Figure content listings:
:::::
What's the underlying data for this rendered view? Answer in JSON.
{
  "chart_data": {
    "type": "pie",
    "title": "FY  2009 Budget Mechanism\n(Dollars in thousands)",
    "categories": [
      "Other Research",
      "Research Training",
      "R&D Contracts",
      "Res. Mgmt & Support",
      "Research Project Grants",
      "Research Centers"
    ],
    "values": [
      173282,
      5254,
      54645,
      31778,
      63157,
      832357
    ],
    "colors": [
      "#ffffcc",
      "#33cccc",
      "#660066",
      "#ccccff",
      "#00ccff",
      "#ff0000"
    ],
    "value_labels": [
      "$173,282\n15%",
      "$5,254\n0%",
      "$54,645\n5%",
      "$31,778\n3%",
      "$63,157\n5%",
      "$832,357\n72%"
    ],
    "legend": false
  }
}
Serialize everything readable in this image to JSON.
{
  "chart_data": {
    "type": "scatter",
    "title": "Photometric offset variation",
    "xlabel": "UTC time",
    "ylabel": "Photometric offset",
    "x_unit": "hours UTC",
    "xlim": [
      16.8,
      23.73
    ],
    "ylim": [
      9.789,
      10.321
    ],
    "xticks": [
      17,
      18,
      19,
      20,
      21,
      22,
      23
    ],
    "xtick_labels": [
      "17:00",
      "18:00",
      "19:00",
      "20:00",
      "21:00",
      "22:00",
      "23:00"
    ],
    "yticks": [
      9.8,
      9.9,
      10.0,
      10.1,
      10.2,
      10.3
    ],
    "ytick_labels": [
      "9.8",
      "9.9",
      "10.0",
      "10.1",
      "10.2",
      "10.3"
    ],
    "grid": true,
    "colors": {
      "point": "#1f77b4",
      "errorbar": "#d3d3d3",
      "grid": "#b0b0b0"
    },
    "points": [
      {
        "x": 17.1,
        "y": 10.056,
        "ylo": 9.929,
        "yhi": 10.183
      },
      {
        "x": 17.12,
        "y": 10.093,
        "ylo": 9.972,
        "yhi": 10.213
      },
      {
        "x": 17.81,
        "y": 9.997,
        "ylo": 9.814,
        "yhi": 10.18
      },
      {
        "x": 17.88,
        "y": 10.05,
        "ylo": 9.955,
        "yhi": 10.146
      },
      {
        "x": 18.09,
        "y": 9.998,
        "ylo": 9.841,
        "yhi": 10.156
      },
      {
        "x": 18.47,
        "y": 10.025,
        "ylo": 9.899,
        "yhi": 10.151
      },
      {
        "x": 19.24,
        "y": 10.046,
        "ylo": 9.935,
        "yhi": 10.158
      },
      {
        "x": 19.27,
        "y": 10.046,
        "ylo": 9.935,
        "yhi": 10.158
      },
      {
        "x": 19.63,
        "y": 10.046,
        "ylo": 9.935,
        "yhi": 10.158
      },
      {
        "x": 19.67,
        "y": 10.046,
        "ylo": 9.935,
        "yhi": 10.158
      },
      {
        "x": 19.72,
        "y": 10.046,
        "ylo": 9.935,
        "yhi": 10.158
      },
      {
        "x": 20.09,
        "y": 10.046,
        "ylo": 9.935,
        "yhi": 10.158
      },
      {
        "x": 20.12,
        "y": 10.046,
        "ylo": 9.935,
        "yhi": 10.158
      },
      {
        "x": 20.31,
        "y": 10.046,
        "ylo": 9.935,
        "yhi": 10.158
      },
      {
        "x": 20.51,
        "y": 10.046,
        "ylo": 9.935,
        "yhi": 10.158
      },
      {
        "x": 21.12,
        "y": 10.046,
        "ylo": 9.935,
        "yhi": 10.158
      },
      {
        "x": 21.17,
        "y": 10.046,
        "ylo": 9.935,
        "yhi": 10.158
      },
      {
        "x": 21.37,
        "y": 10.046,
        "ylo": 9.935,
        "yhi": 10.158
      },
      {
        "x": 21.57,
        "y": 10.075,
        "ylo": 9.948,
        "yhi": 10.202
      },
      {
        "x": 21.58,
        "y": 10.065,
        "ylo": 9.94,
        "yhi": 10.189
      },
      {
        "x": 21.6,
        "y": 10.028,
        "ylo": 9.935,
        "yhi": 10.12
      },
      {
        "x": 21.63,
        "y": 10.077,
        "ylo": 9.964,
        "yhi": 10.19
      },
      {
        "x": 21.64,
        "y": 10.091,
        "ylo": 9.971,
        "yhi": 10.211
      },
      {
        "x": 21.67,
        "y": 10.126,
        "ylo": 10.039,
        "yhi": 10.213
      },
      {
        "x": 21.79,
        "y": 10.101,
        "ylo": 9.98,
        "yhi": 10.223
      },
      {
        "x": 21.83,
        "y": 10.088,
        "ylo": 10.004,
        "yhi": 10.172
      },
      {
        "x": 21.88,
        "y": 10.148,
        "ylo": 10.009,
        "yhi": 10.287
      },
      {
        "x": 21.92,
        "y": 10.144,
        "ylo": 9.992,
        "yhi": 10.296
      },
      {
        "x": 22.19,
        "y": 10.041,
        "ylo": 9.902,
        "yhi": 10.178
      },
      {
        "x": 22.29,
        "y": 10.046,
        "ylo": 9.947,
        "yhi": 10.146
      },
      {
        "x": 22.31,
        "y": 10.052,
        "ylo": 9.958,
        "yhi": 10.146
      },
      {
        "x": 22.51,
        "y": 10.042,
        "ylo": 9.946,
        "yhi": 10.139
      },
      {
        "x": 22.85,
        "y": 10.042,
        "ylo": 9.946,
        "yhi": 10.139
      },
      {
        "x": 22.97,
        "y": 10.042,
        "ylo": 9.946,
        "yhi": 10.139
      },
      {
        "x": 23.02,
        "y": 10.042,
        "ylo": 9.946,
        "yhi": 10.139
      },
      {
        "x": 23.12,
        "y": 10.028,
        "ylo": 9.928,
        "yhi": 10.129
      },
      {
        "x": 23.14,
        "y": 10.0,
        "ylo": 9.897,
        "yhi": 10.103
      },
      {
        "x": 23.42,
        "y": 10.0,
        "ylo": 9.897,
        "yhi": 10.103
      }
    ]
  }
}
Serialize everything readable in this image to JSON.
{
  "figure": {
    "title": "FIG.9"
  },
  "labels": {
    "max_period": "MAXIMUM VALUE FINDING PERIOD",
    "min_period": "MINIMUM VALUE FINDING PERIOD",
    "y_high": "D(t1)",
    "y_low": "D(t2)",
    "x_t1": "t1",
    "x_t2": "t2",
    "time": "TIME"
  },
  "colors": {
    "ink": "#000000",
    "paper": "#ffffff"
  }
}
:::::
■ Aim: Only the number is wanted: how many lines of the material above include the word "Photometric"?

■ Result of the exercise: 2